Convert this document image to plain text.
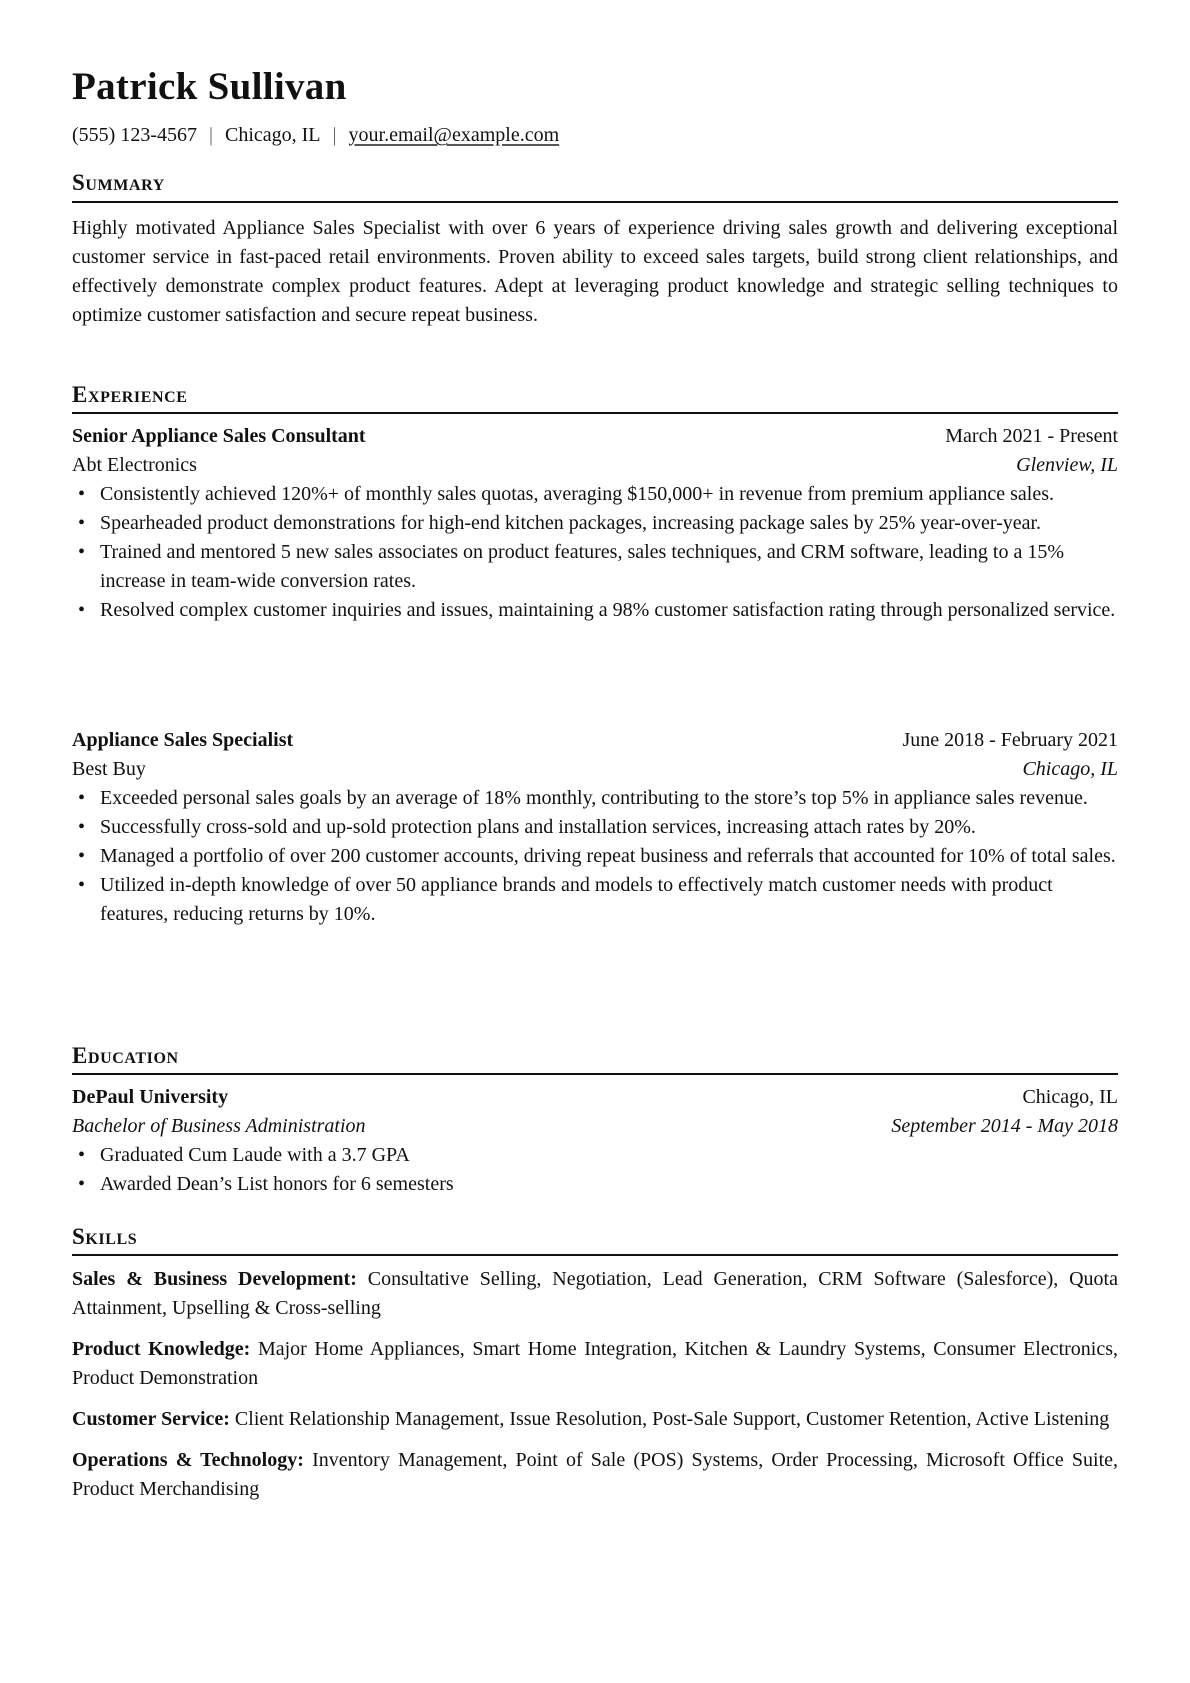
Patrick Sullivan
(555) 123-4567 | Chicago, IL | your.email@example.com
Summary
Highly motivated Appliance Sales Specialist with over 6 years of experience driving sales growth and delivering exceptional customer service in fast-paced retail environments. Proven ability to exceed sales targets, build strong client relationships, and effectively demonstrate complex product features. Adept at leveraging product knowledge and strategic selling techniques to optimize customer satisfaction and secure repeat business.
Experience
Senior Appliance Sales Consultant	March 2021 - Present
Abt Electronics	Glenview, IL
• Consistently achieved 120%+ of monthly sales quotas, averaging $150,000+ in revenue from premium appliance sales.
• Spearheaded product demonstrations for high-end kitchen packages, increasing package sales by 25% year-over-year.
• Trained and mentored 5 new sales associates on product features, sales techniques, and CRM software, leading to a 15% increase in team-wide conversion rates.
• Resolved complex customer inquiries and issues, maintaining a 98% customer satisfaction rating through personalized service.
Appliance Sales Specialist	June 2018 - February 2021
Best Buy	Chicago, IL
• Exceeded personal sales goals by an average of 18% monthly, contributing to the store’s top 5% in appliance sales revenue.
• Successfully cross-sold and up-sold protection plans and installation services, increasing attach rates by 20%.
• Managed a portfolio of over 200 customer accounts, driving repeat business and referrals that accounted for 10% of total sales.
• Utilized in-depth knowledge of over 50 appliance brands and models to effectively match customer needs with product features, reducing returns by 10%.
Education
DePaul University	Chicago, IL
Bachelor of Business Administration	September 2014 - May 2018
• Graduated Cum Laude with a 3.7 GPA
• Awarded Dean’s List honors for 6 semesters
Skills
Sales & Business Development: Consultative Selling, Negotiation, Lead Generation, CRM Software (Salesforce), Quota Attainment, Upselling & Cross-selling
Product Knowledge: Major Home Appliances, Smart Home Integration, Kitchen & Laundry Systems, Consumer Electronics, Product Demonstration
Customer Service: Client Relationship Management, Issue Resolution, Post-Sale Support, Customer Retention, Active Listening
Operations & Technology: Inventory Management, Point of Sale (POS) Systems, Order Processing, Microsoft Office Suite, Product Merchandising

= = = = = = =

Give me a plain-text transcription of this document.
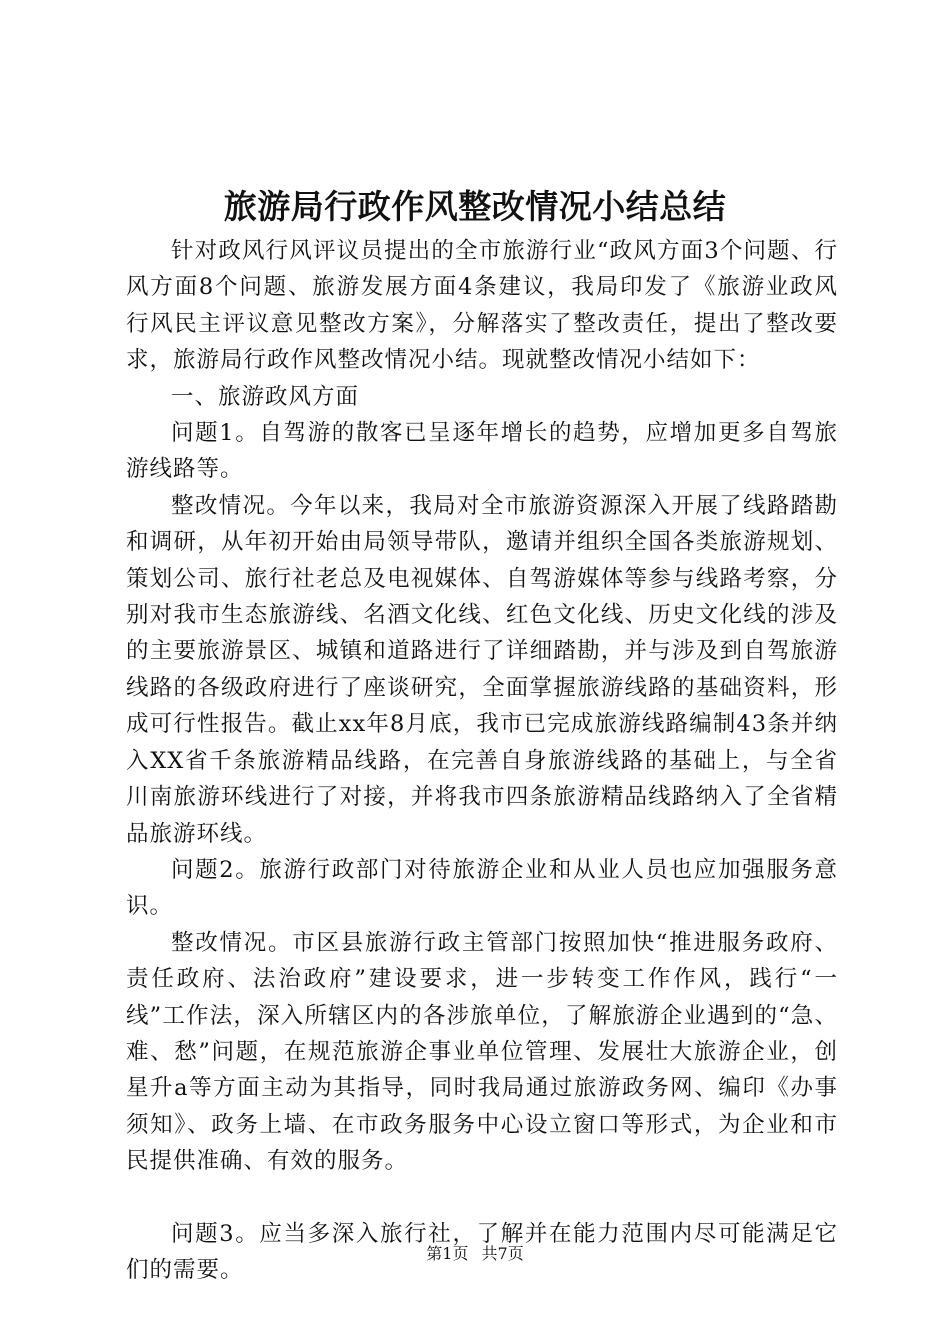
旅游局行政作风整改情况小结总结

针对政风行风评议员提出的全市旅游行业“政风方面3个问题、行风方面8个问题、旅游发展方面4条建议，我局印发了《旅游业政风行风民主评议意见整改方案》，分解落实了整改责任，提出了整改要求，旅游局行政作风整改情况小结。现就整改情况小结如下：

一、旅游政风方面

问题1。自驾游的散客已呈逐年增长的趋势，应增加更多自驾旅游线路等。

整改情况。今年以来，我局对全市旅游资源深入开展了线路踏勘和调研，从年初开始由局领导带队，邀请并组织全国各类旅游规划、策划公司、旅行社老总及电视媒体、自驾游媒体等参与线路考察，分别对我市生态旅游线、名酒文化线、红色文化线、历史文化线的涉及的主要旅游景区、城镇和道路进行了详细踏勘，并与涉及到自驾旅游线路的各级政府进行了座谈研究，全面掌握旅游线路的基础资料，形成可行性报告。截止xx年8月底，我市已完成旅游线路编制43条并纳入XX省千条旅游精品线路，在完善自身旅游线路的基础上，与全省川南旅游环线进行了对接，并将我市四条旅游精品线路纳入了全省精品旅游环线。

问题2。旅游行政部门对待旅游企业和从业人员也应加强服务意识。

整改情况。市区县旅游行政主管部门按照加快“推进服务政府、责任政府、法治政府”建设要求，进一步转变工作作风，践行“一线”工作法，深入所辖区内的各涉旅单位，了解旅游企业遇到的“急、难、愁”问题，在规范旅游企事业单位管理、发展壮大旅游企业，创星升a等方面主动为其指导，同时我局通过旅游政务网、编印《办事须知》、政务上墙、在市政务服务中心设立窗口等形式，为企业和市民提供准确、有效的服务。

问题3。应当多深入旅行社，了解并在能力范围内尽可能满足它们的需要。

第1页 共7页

= = = = = = =

* What you are asked to do
Within the entries above, report how many lines include "text", and keep the answer to the number.

* Correct answer
2